[Data entries]
============

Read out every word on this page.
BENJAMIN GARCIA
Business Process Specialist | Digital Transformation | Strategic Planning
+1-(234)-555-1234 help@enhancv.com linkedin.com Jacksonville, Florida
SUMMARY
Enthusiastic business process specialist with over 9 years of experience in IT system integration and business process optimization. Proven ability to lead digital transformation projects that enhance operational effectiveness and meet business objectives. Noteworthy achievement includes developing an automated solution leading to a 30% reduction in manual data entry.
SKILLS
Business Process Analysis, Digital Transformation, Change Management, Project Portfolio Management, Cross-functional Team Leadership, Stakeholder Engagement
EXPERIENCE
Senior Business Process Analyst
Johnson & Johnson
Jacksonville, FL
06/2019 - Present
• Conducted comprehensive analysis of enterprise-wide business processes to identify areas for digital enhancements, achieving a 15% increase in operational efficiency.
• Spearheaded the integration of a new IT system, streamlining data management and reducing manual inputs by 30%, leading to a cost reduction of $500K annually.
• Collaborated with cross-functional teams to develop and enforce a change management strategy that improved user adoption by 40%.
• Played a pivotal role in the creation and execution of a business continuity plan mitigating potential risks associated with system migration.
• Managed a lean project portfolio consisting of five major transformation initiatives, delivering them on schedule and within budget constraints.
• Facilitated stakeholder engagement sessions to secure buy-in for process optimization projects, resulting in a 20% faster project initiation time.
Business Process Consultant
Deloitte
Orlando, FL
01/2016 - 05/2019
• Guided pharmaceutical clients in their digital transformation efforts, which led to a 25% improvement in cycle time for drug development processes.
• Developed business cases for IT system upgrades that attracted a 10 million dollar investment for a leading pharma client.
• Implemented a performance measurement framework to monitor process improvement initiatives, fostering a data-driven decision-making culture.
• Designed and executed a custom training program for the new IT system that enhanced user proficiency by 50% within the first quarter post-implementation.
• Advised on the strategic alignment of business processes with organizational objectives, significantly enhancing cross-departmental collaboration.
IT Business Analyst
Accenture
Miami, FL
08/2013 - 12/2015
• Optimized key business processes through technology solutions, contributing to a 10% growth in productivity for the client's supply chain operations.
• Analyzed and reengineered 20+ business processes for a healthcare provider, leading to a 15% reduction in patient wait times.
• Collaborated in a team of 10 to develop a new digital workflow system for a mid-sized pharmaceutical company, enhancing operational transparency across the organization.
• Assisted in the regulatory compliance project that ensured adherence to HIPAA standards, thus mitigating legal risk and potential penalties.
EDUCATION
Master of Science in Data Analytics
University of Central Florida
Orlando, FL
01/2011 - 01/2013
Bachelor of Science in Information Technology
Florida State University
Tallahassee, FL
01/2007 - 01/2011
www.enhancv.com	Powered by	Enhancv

============

Send back every record, precisely as written.

Read out every word on this page.
BENJAMIN GARCIA
Business Process Specialist | Digital Transformation | Strategic Planning
+1-(234)-555-1234 help@enhancv.com linkedin.com Jacksonville, Florida
SUMMARY
Enthusiastic business process specialist with over 9 years of experience in IT system integration and business process optimization. Proven ability to lead digital transformation projects that enhance operational effectiveness and meet business objectives. Noteworthy achievement includes developing an automated solution leading to a 30% reduction in manual data entry.
SKILLS
Business Process Analysis, Digital Transformation, Change Management, Project Portfolio Management, Cross-functional Team Leadership, Stakeholder Engagement
EXPERIENCE
Senior Business Process Analyst
Johnson & Johnson
Jacksonville, FL
06/2019 - Present
• Conducted comprehensive analysis of enterprise-wide business processes to identify areas for digital enhancements, achieving a 15% increase in operational efficiency.
• Spearheaded the integration of a new IT system, streamlining data management and reducing manual inputs by 30%, leading to a cost reduction of $500K annually.
• Collaborated with cross-functional teams to develop and enforce a change management strategy that improved user adoption by 40%.
• Played a pivotal role in the creation and execution of a business continuity plan mitigating potential risks associated with system migration.
• Managed a lean project portfolio consisting of five major transformation initiatives, delivering them on schedule and within budget constraints.
• Facilitated stakeholder engagement sessions to secure buy-in for process optimization projects, resulting in a 20% faster project initiation time.
Business Process Consultant
Deloitte
Orlando, FL
01/2016 - 05/2019
• Guided pharmaceutical clients in their digital transformation efforts, which led to a 25% improvement in cycle time for drug development processes.
• Developed business cases for IT system upgrades that attracted a 10 million dollar investment for a leading pharma client.
• Implemented a performance measurement framework to monitor process improvement initiatives, fostering a data-driven decision-making culture.
• Designed and executed a custom training program for the new IT system that enhanced user proficiency by 50% within the first quarter post-implementation.
• Advised on the strategic alignment of business processes with organizational objectives, significantly enhancing cross-departmental collaboration.
IT Business Analyst
Accenture
Miami, FL
08/2013 - 12/2015
• Optimized key business processes through technology solutions, contributing to a 10% growth in productivity for the client's supply chain operations.
• Analyzed and reengineered 20+ business processes for a healthcare provider, leading to a 15% reduction in patient wait times.
• Collaborated in a team of 10 to develop a new digital workflow system for a mid-sized pharmaceutical company, enhancing operational transparency across the organization.
• Assisted in the regulatory compliance project that ensured adherence to HIPAA standards, thus mitigating legal risk and potential penalties.
EDUCATION
Master of Science in Data Analytics
University of Central Florida
Orlando, FL
01/2011 - 01/2013
Bachelor of Science in Information Technology
Florida State University
Tallahassee, FL
01/2007 - 01/2011
www.enhancv.com	Powered by	Enhancv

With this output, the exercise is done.